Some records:
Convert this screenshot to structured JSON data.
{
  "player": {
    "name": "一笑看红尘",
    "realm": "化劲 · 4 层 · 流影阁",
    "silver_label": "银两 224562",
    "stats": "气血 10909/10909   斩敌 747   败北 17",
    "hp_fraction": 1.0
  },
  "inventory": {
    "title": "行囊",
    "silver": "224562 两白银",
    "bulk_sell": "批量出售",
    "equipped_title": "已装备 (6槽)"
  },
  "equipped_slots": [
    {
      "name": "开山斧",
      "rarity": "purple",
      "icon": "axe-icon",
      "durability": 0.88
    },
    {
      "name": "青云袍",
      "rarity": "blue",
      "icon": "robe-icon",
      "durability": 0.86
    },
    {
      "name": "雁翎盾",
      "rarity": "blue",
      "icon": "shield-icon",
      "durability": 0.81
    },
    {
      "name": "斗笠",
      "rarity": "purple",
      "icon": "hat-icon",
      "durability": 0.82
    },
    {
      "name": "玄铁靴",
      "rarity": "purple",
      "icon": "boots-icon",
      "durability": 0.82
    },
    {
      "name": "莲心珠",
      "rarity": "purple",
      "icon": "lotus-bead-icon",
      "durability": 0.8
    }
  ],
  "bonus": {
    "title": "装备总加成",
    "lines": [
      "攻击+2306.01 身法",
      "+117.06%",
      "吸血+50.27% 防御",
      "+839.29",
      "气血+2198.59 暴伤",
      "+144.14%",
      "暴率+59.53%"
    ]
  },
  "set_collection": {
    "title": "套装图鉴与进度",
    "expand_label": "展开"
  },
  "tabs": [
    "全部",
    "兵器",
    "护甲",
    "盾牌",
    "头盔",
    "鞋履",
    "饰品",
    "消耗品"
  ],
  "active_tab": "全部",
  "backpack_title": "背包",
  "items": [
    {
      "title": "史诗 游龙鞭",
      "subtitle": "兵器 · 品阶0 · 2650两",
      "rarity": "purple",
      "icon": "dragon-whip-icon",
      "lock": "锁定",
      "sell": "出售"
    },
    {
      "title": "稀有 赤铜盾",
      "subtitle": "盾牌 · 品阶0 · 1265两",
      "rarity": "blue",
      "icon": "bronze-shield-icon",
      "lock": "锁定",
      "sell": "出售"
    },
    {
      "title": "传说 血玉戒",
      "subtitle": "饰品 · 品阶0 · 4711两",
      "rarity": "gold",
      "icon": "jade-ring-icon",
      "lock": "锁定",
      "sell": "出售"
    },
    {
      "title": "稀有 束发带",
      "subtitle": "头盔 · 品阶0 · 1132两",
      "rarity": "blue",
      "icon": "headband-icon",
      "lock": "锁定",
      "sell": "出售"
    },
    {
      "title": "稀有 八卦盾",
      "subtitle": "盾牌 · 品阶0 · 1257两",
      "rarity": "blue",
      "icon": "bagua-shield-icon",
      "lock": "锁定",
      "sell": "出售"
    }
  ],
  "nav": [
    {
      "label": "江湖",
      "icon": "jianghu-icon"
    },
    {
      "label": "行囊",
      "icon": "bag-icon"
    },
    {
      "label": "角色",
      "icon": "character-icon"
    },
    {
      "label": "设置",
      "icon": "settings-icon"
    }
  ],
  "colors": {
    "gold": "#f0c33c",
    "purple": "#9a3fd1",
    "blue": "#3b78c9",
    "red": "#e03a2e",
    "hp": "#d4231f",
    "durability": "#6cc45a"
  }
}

▶ **Task directions**
Search the data for the string "name" and copy each line where it appears.

▶ **Written solution**
    "name": "一笑看红尘",
      "name": "开山斧",
      "name": "青云袍",
      "name": "雁翎盾",
      "name": "斗笠",
      "name": "玄铁靴",
      "name": "莲心珠",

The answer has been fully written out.